→ Exercise requirements
The required output is the exact sequence of lines from the line holding "What text is on this page?" to the end of the records, inclusive.

(Stored records)
>> begin

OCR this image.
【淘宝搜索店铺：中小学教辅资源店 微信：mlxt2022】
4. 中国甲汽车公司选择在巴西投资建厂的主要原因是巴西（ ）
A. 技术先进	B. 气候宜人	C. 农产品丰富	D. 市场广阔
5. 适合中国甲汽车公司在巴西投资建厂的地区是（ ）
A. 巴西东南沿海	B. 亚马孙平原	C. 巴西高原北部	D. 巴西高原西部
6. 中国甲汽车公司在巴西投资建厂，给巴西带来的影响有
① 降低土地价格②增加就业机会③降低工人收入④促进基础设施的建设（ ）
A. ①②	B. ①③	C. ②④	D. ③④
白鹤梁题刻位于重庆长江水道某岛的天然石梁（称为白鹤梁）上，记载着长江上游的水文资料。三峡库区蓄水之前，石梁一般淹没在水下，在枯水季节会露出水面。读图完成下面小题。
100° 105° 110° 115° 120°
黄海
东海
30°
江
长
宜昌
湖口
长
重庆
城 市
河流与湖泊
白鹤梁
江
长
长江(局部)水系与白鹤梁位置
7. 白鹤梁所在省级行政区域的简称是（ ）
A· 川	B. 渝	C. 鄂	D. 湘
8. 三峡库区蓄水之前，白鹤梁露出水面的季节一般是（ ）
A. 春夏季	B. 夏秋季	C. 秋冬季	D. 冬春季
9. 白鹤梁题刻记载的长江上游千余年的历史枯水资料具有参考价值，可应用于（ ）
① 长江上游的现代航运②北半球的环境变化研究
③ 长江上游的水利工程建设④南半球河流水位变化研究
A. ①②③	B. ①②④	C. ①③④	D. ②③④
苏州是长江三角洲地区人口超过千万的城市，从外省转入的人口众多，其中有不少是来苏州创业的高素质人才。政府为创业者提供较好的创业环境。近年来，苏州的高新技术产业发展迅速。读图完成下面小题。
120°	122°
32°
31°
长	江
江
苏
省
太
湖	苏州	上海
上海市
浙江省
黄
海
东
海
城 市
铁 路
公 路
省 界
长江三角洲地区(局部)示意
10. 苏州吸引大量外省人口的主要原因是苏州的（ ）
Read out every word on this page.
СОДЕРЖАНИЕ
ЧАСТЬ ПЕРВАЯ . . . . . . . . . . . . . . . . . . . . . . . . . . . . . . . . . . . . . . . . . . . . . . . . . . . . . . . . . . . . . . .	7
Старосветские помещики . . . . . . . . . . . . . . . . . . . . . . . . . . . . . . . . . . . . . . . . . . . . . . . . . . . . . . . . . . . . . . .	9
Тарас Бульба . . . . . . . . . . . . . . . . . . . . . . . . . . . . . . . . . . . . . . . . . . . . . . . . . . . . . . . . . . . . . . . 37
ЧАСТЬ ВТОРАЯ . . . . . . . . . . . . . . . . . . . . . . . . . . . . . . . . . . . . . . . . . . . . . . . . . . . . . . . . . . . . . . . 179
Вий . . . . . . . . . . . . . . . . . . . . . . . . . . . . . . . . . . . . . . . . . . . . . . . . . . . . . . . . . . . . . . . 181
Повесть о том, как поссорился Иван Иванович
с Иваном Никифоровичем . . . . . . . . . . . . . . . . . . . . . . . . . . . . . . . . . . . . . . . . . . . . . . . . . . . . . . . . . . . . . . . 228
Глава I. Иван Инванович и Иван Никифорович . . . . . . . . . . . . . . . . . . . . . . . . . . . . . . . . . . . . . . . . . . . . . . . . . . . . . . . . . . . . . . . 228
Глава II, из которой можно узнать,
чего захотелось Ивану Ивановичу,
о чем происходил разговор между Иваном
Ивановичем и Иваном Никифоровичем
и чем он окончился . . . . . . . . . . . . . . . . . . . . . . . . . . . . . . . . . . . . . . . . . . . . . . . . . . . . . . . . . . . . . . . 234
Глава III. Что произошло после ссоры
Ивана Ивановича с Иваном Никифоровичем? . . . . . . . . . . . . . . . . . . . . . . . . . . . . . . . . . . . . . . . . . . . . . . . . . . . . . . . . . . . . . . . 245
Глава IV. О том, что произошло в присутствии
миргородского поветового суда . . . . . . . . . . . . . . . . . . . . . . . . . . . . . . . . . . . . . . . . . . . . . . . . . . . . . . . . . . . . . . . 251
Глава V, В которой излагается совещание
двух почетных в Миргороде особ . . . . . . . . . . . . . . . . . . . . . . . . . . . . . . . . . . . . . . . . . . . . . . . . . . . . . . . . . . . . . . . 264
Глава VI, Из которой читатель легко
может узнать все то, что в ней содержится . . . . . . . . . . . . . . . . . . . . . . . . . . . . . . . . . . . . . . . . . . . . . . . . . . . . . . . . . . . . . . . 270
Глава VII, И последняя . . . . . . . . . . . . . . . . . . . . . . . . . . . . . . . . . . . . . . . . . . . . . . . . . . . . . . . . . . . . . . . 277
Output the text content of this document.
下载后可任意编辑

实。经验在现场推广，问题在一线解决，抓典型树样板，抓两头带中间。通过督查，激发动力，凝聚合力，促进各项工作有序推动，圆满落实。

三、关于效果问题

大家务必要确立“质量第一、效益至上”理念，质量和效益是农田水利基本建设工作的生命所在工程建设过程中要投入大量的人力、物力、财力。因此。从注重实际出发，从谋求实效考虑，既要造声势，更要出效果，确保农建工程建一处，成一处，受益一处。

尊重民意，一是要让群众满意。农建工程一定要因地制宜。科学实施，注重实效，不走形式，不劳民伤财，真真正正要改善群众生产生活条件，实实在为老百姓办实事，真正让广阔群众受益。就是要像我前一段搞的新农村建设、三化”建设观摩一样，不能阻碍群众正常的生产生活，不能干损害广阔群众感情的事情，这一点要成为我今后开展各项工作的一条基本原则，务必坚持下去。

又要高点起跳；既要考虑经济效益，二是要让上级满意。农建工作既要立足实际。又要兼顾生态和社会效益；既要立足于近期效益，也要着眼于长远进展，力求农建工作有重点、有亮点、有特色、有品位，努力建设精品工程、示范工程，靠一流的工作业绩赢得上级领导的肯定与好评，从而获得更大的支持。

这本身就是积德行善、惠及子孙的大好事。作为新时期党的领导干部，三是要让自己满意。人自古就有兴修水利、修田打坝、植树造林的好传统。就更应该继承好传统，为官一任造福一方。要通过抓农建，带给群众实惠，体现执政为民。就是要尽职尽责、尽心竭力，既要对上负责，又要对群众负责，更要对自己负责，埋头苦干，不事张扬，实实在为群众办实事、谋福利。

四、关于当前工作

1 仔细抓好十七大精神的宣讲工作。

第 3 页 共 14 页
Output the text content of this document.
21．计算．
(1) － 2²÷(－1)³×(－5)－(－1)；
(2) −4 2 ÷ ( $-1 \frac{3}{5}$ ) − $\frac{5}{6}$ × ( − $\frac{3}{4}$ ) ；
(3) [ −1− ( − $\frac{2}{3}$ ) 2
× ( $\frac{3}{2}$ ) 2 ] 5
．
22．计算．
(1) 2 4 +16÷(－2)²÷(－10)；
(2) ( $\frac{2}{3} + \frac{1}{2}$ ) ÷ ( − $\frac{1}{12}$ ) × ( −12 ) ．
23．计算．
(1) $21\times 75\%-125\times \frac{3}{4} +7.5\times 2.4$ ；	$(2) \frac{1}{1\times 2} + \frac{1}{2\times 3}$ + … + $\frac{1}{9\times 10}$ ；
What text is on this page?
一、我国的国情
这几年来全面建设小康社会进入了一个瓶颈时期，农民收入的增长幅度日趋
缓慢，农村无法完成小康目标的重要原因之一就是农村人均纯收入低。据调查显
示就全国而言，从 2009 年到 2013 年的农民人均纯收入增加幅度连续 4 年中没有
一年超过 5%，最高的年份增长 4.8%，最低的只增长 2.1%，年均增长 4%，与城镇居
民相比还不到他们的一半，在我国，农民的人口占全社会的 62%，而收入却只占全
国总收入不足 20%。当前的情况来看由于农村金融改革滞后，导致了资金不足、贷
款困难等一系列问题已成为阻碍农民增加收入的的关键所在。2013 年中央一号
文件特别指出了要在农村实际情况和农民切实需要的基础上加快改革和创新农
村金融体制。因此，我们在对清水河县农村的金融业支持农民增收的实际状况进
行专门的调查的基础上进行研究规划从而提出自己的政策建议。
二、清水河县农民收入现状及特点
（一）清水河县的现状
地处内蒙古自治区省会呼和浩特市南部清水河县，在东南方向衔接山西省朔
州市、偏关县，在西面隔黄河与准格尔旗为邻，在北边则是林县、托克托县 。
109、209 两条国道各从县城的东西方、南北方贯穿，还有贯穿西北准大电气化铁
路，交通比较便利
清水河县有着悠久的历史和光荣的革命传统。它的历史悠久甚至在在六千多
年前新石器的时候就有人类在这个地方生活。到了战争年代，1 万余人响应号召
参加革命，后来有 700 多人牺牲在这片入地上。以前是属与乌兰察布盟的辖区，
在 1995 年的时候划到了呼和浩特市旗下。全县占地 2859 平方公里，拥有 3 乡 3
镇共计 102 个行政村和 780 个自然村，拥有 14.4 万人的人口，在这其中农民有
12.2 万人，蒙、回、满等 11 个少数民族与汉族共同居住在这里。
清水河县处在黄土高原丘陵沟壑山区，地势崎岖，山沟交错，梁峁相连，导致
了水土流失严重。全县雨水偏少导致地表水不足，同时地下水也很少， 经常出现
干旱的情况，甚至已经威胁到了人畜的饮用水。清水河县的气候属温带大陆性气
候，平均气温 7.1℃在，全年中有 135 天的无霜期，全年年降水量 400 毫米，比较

>> end

→ Solved exercise
What text is on this page?
一、我国的国情
这几年来全面建设小康社会进入了一个瓶颈时期，农民收入的增长幅度日趋
缓慢，农村无法完成小康目标的重要原因之一就是农村人均纯收入低。据调查显
示就全国而言，从 2009 年到 2013 年的农民人均纯收入增加幅度连续 4 年中没有
一年超过 5%，最高的年份增长 4.8%，最低的只增长 2.1%，年均增长 4%，与城镇居
民相比还不到他们的一半，在我国，农民的人口占全社会的 62%，而收入却只占全
国总收入不足 20%。当前的情况来看由于农村金融改革滞后，导致了资金不足、贷
款困难等一系列问题已成为阻碍农民增加收入的的关键所在。2013 年中央一号
文件特别指出了要在农村实际情况和农民切实需要的基础上加快改革和创新农
村金融体制。因此，我们在对清水河县农村的金融业支持农民增收的实际状况进
行专门的调查的基础上进行研究规划从而提出自己的政策建议。
二、清水河县农民收入现状及特点
（一）清水河县的现状
地处内蒙古自治区省会呼和浩特市南部清水河县，在东南方向衔接山西省朔
州市、偏关县，在西面隔黄河与准格尔旗为邻，在北边则是林县、托克托县 。
109、209 两条国道各从县城的东西方、南北方贯穿，还有贯穿西北准大电气化铁
路，交通比较便利
清水河县有着悠久的历史和光荣的革命传统。它的历史悠久甚至在在六千多
年前新石器的时候就有人类在这个地方生活。到了战争年代，1 万余人响应号召
参加革命，后来有 700 多人牺牲在这片入地上。以前是属与乌兰察布盟的辖区，
在 1995 年的时候划到了呼和浩特市旗下。全县占地 2859 平方公里，拥有 3 乡 3
镇共计 102 个行政村和 780 个自然村，拥有 14.4 万人的人口，在这其中农民有
12.2 万人，蒙、回、满等 11 个少数民族与汉族共同居住在这里。
清水河县处在黄土高原丘陵沟壑山区，地势崎岖，山沟交错，梁峁相连，导致
了水土流失严重。全县雨水偏少导致地表水不足，同时地下水也很少， 经常出现
干旱的情况，甚至已经威胁到了人畜的饮用水。清水河县的气候属温带大陆性气
候，平均气温 7.1℃在，全年中有 135 天的无霜期，全年年降水量 400 毫米，比较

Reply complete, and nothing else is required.